— Tasks to carry out —
1 – In the Web Part template installation text, write out word for word the part that starts at "Figure 2: When" and ends at "(see Figure 3).".
2 – According to the Web Part template installation text, which file do you double-click after downloading to install the templates?

— Provided passage —
_____

You need to install the template only once, after which it will be available permanently in the Visual Studio .NET environment. Installing the Web Part Template.
After downloading the template, locate the file WebPartTemplates.exe, and double click on it to install the templates. The templates support both C# and VB.NET development—choose the target language or languages that fit your requirements. (see Figure 1)

 
Figure 1: During the Web Part template installation, you can elect to install the templates for either Visual C#, Visual Basic .NET, or both.

After selecting the Web Parts templates language, you'll need to select the location of the Microsoft.SharePoint.dll file. By default, SharePoint installs the Microsoft.SharePoint.dll to local_drive:\Program Files\Common Files\Microsoft Shared\Web server extensions\60\ISAPI; however, you may have installed SharePoint to a non-default location. When you're developing locally with Visual Studio .NET, the .NET Framework, and SharePoint installed on same machine, you can simply provide the path to the local copy of the DLL. On the other hand, if you're developing on a local machine and connecting to a remote server hosting SharePoint, you'll find it easier to copy the DLL to your local machine and use that local DLL location. This article assumes that you're developing on a machine with both .NET and SharePoint installed locally (see Figure 2).


 
Figure 2: When asked to specify the Microsoft.SharePoint.dll path, provide the full path, but not the file name.

After installing the templates, every time you create a new Web Part application, Visual Studio will automatically add a reference to the SharePoint DLL to the Web Part project (see Figure 3).
 
Figure 3: The Solution Explorer in Visual Studio .NET after adding the Microsoft.SharePoint.dll reference.

On the other hand, if you don't provide the location for the DLL during installation, VS .NET pops up the following message every time you create a new Web Part application (see Figure 4).

 
Figure 4: You'll see this message if you don't specify the correct Sharepoing.dll location during installation.

Despite the message text, all that really means is that you'll have to add a reference to the DLL manually.

_____

— Information provided —
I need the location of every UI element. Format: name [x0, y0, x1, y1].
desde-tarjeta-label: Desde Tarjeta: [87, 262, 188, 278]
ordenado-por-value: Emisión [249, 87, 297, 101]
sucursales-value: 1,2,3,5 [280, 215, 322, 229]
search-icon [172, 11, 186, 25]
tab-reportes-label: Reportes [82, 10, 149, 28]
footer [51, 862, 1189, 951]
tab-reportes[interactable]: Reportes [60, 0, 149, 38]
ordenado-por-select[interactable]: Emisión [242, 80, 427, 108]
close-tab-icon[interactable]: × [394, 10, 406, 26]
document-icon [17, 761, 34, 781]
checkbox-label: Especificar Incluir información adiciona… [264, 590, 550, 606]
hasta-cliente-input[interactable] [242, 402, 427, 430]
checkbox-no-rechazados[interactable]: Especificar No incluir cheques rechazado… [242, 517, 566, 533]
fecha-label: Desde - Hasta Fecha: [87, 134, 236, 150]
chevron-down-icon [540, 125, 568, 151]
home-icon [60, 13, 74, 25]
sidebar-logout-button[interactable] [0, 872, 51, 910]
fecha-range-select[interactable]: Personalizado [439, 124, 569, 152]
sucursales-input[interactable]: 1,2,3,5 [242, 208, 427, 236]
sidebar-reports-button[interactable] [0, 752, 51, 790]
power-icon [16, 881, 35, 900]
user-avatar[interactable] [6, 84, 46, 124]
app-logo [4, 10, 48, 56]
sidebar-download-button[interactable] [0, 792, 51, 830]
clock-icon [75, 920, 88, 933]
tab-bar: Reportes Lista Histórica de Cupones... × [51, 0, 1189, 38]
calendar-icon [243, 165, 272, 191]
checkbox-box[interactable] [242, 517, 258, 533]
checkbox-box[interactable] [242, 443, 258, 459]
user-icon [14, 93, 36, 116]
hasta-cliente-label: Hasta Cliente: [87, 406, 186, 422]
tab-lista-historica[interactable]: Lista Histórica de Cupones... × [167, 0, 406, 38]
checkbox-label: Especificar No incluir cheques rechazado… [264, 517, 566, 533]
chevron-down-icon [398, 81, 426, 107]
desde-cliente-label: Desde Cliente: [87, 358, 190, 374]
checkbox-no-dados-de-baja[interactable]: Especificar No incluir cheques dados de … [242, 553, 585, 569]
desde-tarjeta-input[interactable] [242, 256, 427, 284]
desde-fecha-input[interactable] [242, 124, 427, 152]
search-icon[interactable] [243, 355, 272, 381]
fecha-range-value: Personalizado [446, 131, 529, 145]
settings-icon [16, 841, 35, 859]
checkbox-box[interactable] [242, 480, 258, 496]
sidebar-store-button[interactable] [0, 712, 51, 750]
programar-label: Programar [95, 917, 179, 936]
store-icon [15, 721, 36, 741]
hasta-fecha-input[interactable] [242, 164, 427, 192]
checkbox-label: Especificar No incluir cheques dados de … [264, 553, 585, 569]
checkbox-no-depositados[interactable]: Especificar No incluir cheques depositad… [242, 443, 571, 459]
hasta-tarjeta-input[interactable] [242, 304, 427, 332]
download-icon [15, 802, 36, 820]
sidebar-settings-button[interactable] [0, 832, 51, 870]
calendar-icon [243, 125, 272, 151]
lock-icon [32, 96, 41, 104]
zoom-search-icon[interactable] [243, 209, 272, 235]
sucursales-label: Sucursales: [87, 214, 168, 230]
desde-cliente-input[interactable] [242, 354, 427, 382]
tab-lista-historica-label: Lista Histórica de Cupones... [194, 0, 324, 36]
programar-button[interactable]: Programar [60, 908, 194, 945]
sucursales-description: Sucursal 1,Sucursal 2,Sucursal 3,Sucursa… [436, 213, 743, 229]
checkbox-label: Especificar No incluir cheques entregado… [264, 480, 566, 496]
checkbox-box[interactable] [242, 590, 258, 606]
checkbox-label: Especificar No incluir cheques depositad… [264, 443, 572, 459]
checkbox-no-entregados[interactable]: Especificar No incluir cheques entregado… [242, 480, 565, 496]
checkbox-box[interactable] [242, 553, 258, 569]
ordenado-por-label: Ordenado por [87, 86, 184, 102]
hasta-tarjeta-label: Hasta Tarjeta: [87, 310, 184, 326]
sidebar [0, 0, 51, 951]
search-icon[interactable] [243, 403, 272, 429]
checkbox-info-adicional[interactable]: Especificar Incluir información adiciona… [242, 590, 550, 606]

_____

— Answer section —
1 –
Figure 2: When asked to specify the Microsoft.SharePoint.dll path, provide the full path, but not the file name.

After installing the templates, every time you create a new Web Part application, Visual Studio will automatically add a reference to the SharePoint DLL to the Web Part project (see Figure 3).

2 – WebPartTemplates.exe